[Figure content listings]
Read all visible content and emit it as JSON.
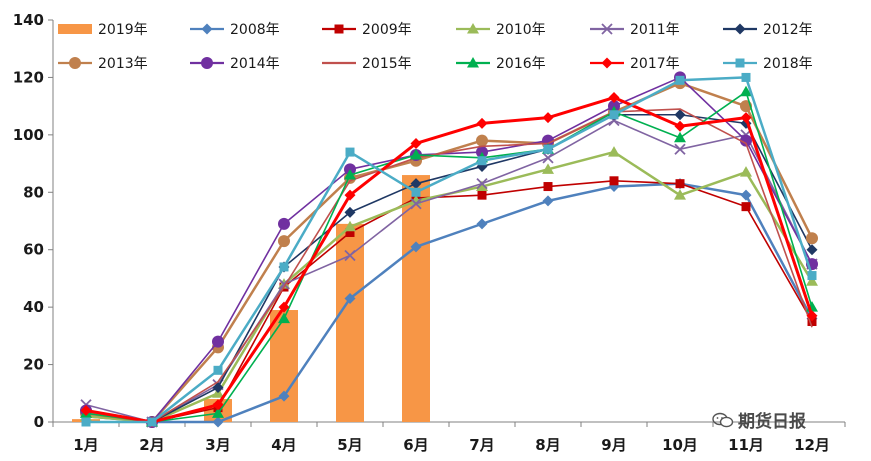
{
  "chart_data": {
    "type": "bar+line",
    "title": "",
    "xlabel": "",
    "ylabel": "",
    "ylim": [
      0,
      140
    ],
    "yticks": [
      0,
      20,
      40,
      60,
      80,
      100,
      120,
      140
    ],
    "grid": false,
    "legend_position": "top",
    "categories": [
      "1月",
      "2月",
      "3月",
      "4月",
      "5月",
      "6月",
      "7月",
      "8月",
      "9月",
      "10月",
      "11月",
      "12月"
    ],
    "bar_series": {
      "name": "2019年",
      "color": "#F79646",
      "values": [
        1,
        0,
        8,
        39,
        69,
        86,
        null,
        null,
        null,
        null,
        null,
        null
      ]
    },
    "series": [
      {
        "name": "2008年",
        "color": "#4F81BD",
        "marker": "diamond",
        "width": 2.5,
        "values": [
          2,
          0,
          0,
          9,
          43,
          61,
          69,
          77,
          82,
          83,
          79,
          36
        ]
      },
      {
        "name": "2009年",
        "color": "#C00000",
        "marker": "square",
        "width": 1.6,
        "values": [
          3,
          0,
          5,
          47,
          66,
          78,
          79,
          82,
          84,
          83,
          75,
          35
        ]
      },
      {
        "name": "2010年",
        "color": "#9BBB59",
        "marker": "triangle",
        "width": 2.5,
        "values": [
          2,
          0,
          10,
          48,
          68,
          77,
          82,
          88,
          94,
          79,
          87,
          49
        ]
      },
      {
        "name": "2011年",
        "color": "#8064A2",
        "marker": "x",
        "width": 1.6,
        "values": [
          6,
          0,
          13,
          48,
          58,
          76,
          83,
          92,
          105,
          95,
          100,
          55
        ]
      },
      {
        "name": "2012年",
        "color": "#1F3864",
        "marker": "diamond",
        "width": 1.6,
        "values": [
          3,
          0,
          12,
          54,
          73,
          83,
          89,
          95,
          107,
          107,
          104,
          60
        ]
      },
      {
        "name": "2013年",
        "color": "#C0804D",
        "marker": "circle",
        "width": 2.5,
        "values": [
          3,
          0,
          26,
          63,
          85,
          91,
          98,
          97,
          108,
          118,
          110,
          64
        ]
      },
      {
        "name": "2014年",
        "color": "#7030A0",
        "marker": "circle",
        "width": 1.6,
        "values": [
          4,
          0,
          28,
          69,
          88,
          93,
          94,
          98,
          110,
          120,
          98,
          55
        ]
      },
      {
        "name": "2015年",
        "color": "#C0504D",
        "marker": "none",
        "width": 1.6,
        "values": [
          4,
          0,
          14,
          47,
          84,
          92,
          96,
          97,
          108,
          109,
          97,
          33
        ]
      },
      {
        "name": "2016年",
        "color": "#00B050",
        "marker": "triangle",
        "width": 1.6,
        "values": [
          3,
          0,
          3,
          36,
          86,
          93,
          92,
          95,
          108,
          99,
          115,
          40
        ]
      },
      {
        "name": "2017年",
        "color": "#FF0000",
        "marker": "diamond",
        "width": 3,
        "values": [
          4,
          0,
          6,
          40,
          79,
          97,
          104,
          106,
          113,
          103,
          106,
          37
        ]
      },
      {
        "name": "2018年",
        "color": "#4BACC6",
        "marker": "square",
        "width": 2.5,
        "values": [
          0,
          0,
          18,
          54,
          94,
          80,
          91,
          95,
          107,
          119,
          120,
          51
        ]
      }
    ]
  },
  "watermark": {
    "text": "期货日报",
    "icon": "wechat-icon"
  }
}
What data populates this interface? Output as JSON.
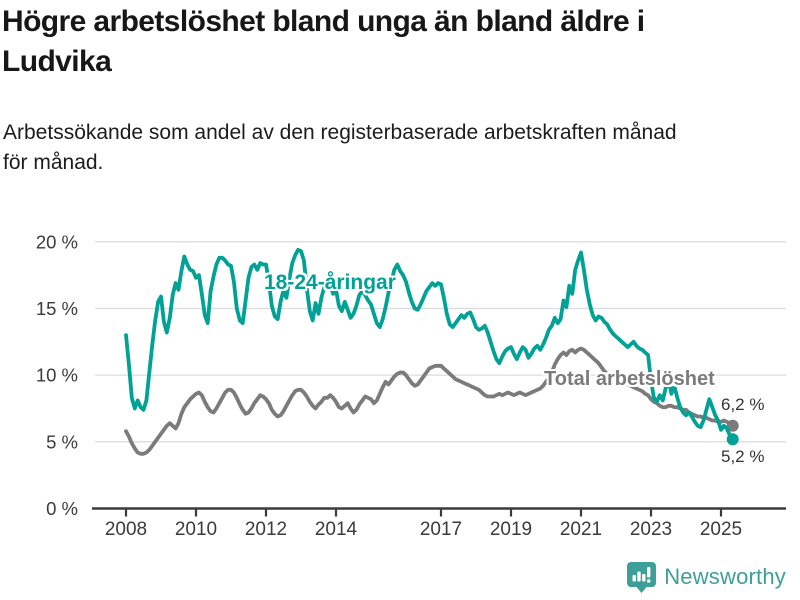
{
  "header": {
    "title": "Högre arbetslöshet bland unga än bland äldre i\nLudvika",
    "subtitle": "Arbetssökande som andel av den registerbaserade arbetskraften månad\nför månad."
  },
  "footer": {
    "brand": "Newsworthy",
    "logo_icon": "bar-chart-speech-bubble-icon"
  },
  "colors": {
    "young": "#00a296",
    "total": "#7b7b7b",
    "axis": "#3b3b3b",
    "grid": "#dcdcdc",
    "brand": "#3d9f97"
  },
  "chart_data": {
    "type": "line",
    "title": "Högre arbetslöshet bland unga än bland äldre i Ludvika",
    "subtitle": "Arbetssökande som andel av den registerbaserade arbetskraften månad för månad.",
    "x": {
      "start": "2008-01",
      "end": "2025-05",
      "interval": "month"
    },
    "x_ticks": [
      2008,
      2010,
      2012,
      2014,
      2017,
      2019,
      2021,
      2023,
      2025
    ],
    "y_ticks": [
      {
        "value": 0,
        "label": "0 %"
      },
      {
        "value": 5,
        "label": "5 %"
      },
      {
        "value": 10,
        "label": "10 %"
      },
      {
        "value": 15,
        "label": "15 %"
      },
      {
        "value": 20,
        "label": "20 %"
      }
    ],
    "ylim": [
      0,
      20
    ],
    "grid": true,
    "legend_position": "inline-annotations",
    "series": [
      {
        "name": "18-24-åringar",
        "color": "#00a296",
        "end_label": "5,2 %",
        "end_value": 5.2,
        "values": [
          13.0,
          10.8,
          8.3,
          7.5,
          8.1,
          7.6,
          7.4,
          8.1,
          10.2,
          12.3,
          14.1,
          15.5,
          15.9,
          14.0,
          13.2,
          14.3,
          16.0,
          16.9,
          16.4,
          17.8,
          18.9,
          18.3,
          17.9,
          17.8,
          17.3,
          17.5,
          16.1,
          14.5,
          13.9,
          16.3,
          17.4,
          18.3,
          18.8,
          18.8,
          18.6,
          18.3,
          18.2,
          17.0,
          15.0,
          14.1,
          13.9,
          15.6,
          17.3,
          18.1,
          18.3,
          17.9,
          18.4,
          18.3,
          18.3,
          17.0,
          15.2,
          14.4,
          14.2,
          15.5,
          16.4,
          15.8,
          17.2,
          18.4,
          19.0,
          19.4,
          19.3,
          18.6,
          16.5,
          14.8,
          14.1,
          15.4,
          14.6,
          15.8,
          16.6,
          17.3,
          16.8,
          16.1,
          16.4,
          15.2,
          14.8,
          15.5,
          14.9,
          14.3,
          14.6,
          15.2,
          16.0,
          16.3,
          16.0,
          15.6,
          15.3,
          14.6,
          13.9,
          13.6,
          14.2,
          15.1,
          16.2,
          17.0,
          17.9,
          18.3,
          17.8,
          17.5,
          17.0,
          16.2,
          15.5,
          15.0,
          14.9,
          15.3,
          15.8,
          16.3,
          16.6,
          16.9,
          16.7,
          16.9,
          16.8,
          15.8,
          14.6,
          13.8,
          13.6,
          13.9,
          14.2,
          14.5,
          14.3,
          14.6,
          14.7,
          14.2,
          13.6,
          13.4,
          13.5,
          13.7,
          13.2,
          12.5,
          11.8,
          11.2,
          10.9,
          11.4,
          11.8,
          12.0,
          12.1,
          11.6,
          11.2,
          11.7,
          12.1,
          11.9,
          11.3,
          11.6,
          12.0,
          12.2,
          11.9,
          12.3,
          12.8,
          13.4,
          13.7,
          14.3,
          13.9,
          14.2,
          15.6,
          15.1,
          16.7,
          16.1,
          17.9,
          18.6,
          19.2,
          17.9,
          16.4,
          15.3,
          14.5,
          14.1,
          14.4,
          14.3,
          14.0,
          13.8,
          13.4,
          13.1,
          12.9,
          12.7,
          12.5,
          12.3,
          12.1,
          12.3,
          12.5,
          12.2,
          12.0,
          11.9,
          11.7,
          11.5,
          9.6,
          8.3,
          8.0,
          8.5,
          8.1,
          9.0,
          9.7,
          8.6,
          9.2,
          8.3,
          7.6,
          7.2,
          7.0,
          7.2,
          6.9,
          6.5,
          6.2,
          6.1,
          6.6,
          7.4,
          8.2,
          7.6,
          7.0,
          6.6,
          5.9,
          6.2,
          6.0,
          5.5,
          5.2
        ]
      },
      {
        "name": "Total arbetslöshet",
        "color": "#7b7b7b",
        "end_label": "6,2 %",
        "end_value": 6.2,
        "values": [
          5.8,
          5.4,
          4.9,
          4.5,
          4.2,
          4.1,
          4.1,
          4.2,
          4.4,
          4.7,
          5.0,
          5.3,
          5.6,
          5.9,
          6.2,
          6.4,
          6.2,
          6.0,
          6.4,
          7.1,
          7.6,
          7.9,
          8.2,
          8.4,
          8.6,
          8.7,
          8.5,
          8.0,
          7.6,
          7.3,
          7.2,
          7.5,
          7.9,
          8.3,
          8.7,
          8.9,
          8.9,
          8.7,
          8.3,
          7.8,
          7.4,
          7.1,
          7.2,
          7.5,
          7.9,
          8.2,
          8.5,
          8.4,
          8.2,
          7.9,
          7.4,
          7.1,
          6.9,
          7.0,
          7.3,
          7.7,
          8.1,
          8.5,
          8.8,
          8.9,
          8.9,
          8.7,
          8.4,
          8.0,
          7.7,
          7.5,
          7.8,
          8.0,
          8.3,
          8.3,
          8.5,
          8.3,
          8.0,
          7.6,
          7.5,
          7.7,
          7.9,
          7.5,
          7.2,
          7.4,
          7.8,
          8.1,
          8.4,
          8.3,
          8.2,
          7.9,
          8.1,
          8.6,
          9.1,
          9.5,
          9.3,
          9.6,
          9.9,
          10.1,
          10.2,
          10.2,
          10.0,
          9.7,
          9.4,
          9.2,
          9.3,
          9.6,
          9.9,
          10.2,
          10.5,
          10.6,
          10.7,
          10.7,
          10.7,
          10.5,
          10.3,
          10.1,
          9.9,
          9.7,
          9.6,
          9.5,
          9.4,
          9.3,
          9.2,
          9.1,
          9.0,
          8.9,
          8.7,
          8.5,
          8.4,
          8.4,
          8.4,
          8.5,
          8.6,
          8.5,
          8.6,
          8.7,
          8.6,
          8.5,
          8.6,
          8.7,
          8.6,
          8.5,
          8.6,
          8.7,
          8.8,
          8.9,
          9.0,
          9.2,
          9.5,
          9.8,
          10.2,
          10.8,
          11.2,
          11.5,
          11.7,
          11.5,
          11.8,
          11.9,
          11.7,
          11.9,
          12.0,
          11.9,
          11.7,
          11.5,
          11.3,
          11.1,
          10.9,
          10.6,
          10.3,
          10.1,
          10.0,
          9.9,
          9.8,
          9.7,
          9.6,
          9.4,
          9.3,
          9.2,
          9.1,
          9.0,
          8.9,
          8.8,
          8.6,
          8.5,
          8.2,
          8.0,
          7.9,
          7.7,
          7.6,
          7.6,
          7.7,
          7.7,
          7.6,
          7.6,
          7.5,
          7.4,
          7.4,
          7.2,
          7.1,
          7.0,
          6.9,
          6.9,
          6.8,
          6.8,
          6.7,
          6.6,
          6.6,
          6.5,
          6.5,
          6.6,
          6.5,
          6.4,
          6.2
        ]
      }
    ]
  }
}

__Objective__: In the listing, find every line containing the word "månad" and list it.

__The answer__:
    "subtitle": "Arbetssökande som andel av den registerbaserade arbetskraften månad\nför månad."
    "subtitle": "Arbetssökande som andel av den registerbaserade arbetskraften månad för månad.",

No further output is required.